▶ [Instruction]:
Check each line below for the word "Hoch", and copy those that have it.

Data entries:
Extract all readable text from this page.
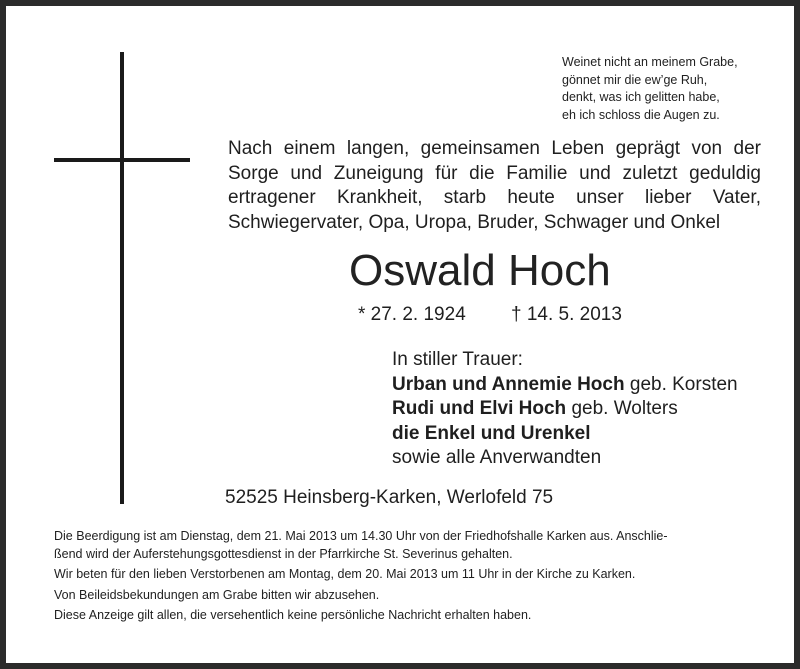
Weinet nicht an meinem Grabe,
gönnet mir die ew’ge Ruh,
denkt, was ich gelitten habe,
eh ich schloss die Augen zu.
Nach einem langen, gemeinsamen Leben geprägt von der Sorge und Zuneigung für die Familie und zuletzt geduldig ertragener Krankheit, starb heute unser lieber Vater, Schwiegervater, Opa, Uropa, Bruder, Schwager und Onkel
Oswald Hoch
* 27. 2. 1924 † 14. 5. 2013
In stiller Trauer:
Urban und Annemie Hoch geb. Korsten
Rudi und Elvi Hoch geb. Wolters
die Enkel und Urenkel
sowie alle Anverwandten
52525 Heinsberg-Karken, Werlofeld 75

Die Beerdigung ist am Dienstag, dem 21. Mai 2013 um 14.30 Uhr von der Friedhofshalle Karken aus. Anschlie-
ßend wird der Auferstehungsgottesdienst in der Pfarrkirche St. Severinus gehalten.

Wir beten für den lieben Verstorbenen am Montag, dem 20. Mai 2013 um 11 Uhr in der Kirche zu Karken.

Von Beileidsbekundungen am Grabe bitten wir abzusehen.

Diese Anzeige gilt allen, die versehentlich keine persönliche Nachricht erhalten haben.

▶ [Written answer]:
Oswald Hoch
Urban und Annemie Hoch geb. Korsten
Rudi und Elvi Hoch geb. Wolters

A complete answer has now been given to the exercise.